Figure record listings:
== == ==

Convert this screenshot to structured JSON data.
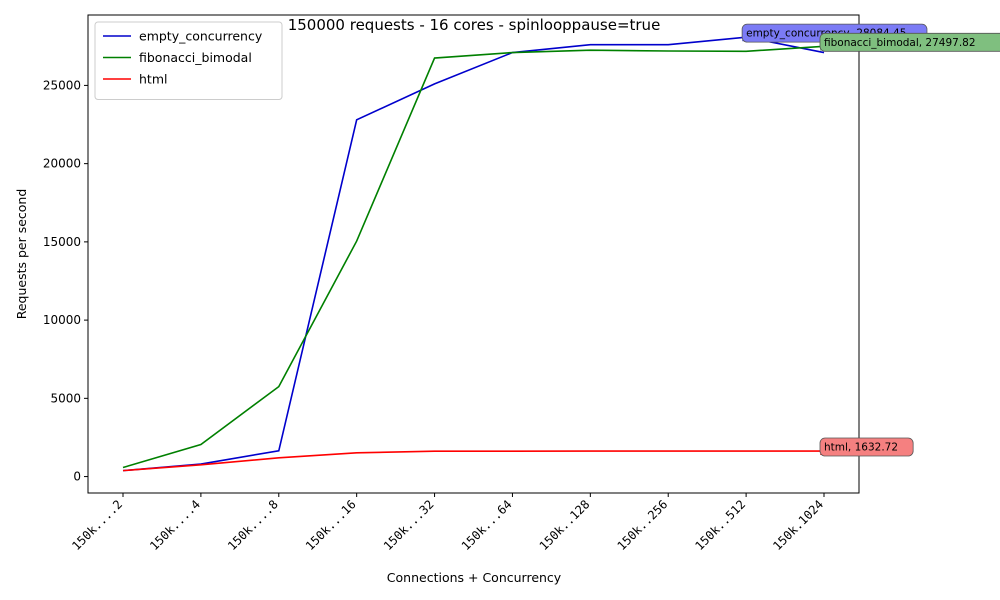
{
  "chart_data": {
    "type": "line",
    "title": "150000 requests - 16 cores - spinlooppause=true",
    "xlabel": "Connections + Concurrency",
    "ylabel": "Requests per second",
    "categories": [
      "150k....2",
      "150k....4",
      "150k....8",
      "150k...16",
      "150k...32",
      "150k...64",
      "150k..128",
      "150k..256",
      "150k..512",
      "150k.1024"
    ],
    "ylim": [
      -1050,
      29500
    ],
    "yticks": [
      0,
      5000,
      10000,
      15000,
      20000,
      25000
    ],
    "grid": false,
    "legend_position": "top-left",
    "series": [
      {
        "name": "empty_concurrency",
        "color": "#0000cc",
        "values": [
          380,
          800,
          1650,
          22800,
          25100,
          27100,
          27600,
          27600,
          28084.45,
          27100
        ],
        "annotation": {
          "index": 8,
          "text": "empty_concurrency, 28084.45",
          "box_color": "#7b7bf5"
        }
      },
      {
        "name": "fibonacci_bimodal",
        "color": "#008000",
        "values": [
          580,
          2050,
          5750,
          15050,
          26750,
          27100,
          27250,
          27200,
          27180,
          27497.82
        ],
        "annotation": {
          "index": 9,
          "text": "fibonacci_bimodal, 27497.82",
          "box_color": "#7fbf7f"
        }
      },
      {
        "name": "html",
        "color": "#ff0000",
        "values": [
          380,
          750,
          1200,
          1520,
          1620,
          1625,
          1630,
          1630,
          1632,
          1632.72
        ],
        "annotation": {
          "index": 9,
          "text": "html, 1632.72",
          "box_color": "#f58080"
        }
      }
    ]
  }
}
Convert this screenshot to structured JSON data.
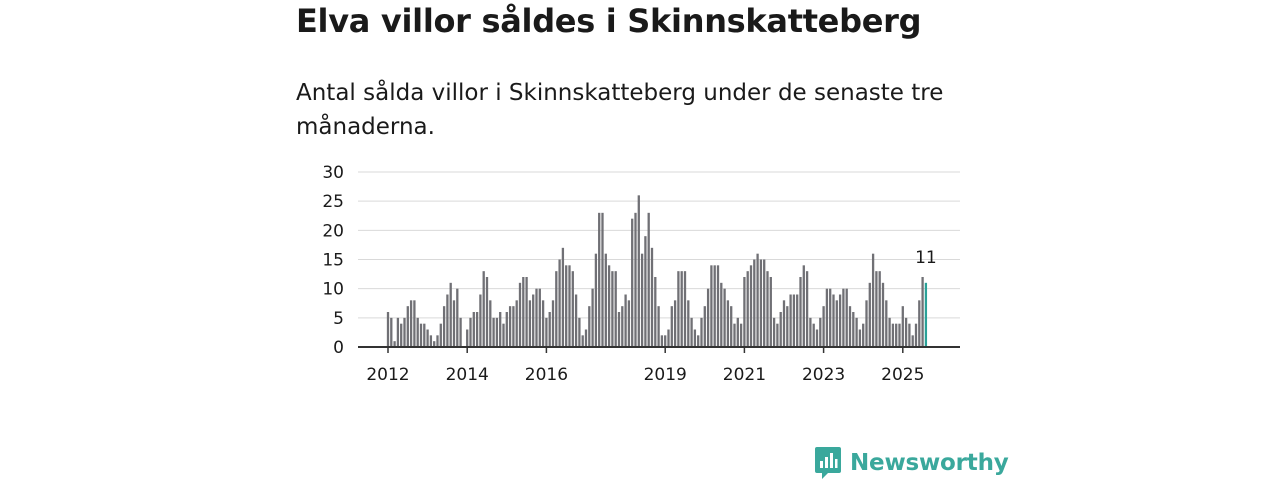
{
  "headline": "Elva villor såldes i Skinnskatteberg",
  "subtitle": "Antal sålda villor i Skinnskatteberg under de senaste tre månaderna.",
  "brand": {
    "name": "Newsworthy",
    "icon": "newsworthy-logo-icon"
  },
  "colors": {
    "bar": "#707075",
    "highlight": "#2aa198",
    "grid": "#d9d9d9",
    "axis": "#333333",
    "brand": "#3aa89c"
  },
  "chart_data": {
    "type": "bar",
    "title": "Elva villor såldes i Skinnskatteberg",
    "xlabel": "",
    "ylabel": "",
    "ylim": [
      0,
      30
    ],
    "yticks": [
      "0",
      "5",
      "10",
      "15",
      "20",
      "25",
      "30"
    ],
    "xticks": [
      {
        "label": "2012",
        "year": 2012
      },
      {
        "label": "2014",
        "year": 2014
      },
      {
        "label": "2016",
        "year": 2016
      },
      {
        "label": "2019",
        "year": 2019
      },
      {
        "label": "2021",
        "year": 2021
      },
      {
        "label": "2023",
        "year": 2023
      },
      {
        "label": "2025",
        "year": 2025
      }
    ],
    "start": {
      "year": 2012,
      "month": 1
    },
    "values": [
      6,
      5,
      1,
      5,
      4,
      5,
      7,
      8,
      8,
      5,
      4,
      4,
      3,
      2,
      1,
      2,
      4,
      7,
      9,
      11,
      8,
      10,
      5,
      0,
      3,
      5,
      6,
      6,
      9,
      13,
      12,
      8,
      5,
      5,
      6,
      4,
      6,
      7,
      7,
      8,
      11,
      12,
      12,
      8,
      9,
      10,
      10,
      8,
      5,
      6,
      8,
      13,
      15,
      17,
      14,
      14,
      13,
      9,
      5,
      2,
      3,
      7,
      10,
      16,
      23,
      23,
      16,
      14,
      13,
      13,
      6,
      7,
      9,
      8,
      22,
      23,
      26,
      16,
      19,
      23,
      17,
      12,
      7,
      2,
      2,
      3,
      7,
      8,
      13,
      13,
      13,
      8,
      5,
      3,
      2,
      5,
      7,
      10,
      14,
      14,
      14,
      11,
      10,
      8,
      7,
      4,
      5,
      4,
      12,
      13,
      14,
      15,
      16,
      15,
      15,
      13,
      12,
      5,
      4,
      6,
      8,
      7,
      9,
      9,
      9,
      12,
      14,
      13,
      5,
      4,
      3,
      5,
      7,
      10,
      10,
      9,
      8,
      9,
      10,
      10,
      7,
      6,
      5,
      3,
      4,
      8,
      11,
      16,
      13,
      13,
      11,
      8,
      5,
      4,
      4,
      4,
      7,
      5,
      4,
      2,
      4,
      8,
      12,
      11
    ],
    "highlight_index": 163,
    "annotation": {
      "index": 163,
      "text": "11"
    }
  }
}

== == ==

Figure out how many lines above include the string "villor", then report that number and nothing else.

3